Given records
— start —

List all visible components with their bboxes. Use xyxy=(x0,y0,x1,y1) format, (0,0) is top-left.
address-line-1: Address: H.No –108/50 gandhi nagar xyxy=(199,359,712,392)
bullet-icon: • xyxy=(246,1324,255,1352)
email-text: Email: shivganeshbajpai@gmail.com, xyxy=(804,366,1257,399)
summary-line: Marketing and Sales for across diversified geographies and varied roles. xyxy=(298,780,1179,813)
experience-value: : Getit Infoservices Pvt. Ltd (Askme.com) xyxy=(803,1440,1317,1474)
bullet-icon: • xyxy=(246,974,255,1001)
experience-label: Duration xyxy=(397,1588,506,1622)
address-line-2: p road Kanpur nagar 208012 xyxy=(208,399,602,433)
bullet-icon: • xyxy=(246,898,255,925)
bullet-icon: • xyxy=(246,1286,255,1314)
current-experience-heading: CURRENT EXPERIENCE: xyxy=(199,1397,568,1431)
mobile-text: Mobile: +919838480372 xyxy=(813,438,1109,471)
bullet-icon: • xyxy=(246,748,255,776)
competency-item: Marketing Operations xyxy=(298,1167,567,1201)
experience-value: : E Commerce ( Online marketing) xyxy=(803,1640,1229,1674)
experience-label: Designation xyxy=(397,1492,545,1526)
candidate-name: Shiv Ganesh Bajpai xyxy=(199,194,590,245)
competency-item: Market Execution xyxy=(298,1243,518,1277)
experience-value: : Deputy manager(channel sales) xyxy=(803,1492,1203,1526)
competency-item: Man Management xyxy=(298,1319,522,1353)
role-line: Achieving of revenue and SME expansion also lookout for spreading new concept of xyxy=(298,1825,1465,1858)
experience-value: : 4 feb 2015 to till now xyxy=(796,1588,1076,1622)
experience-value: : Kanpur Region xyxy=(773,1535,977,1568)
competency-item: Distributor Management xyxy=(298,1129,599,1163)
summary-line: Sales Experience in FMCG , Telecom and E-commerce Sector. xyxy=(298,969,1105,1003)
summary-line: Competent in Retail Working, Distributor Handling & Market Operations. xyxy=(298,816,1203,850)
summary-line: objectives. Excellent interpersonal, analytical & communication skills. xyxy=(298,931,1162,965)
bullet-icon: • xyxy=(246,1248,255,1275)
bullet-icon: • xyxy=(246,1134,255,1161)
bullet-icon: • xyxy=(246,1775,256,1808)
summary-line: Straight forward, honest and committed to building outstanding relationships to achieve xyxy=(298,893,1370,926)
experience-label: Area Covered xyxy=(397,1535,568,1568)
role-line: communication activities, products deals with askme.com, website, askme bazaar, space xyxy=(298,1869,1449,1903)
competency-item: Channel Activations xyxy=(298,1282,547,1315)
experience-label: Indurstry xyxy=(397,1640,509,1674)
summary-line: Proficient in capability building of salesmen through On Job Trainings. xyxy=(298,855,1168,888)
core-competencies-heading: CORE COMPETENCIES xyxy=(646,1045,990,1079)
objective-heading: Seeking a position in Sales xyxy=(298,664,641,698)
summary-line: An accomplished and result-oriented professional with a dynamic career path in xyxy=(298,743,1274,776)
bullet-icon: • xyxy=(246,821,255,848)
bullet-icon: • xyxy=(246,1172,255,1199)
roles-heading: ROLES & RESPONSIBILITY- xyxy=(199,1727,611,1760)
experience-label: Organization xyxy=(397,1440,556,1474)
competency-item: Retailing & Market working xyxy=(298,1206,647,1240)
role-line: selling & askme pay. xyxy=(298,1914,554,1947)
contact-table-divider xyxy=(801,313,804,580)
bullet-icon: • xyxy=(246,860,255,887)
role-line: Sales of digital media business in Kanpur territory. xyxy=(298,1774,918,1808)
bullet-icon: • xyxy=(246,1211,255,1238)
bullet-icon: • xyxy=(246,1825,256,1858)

— end —

Stated exercise
Please convert the records, starting at the very first line and ending at the line that contains "bullet-icon: • xyxy=(246,1324,255,1352)", into a Markdown table with the columns "Number" and "Text", skipping any blank lines.

Solution to this problem
| Number | Text |
|---|---|
| 1 | List all visible components with their bboxes. Use xyxy=(x0,y0,x1,y1) format, (0,0) is top-left. |
| 2 | address-line-1: Address: H.No –108/50 gandhi nagar xyxy=(199,359,712,392) |
| 3 | bullet-icon: • xyxy=(246,1324,255,1352) |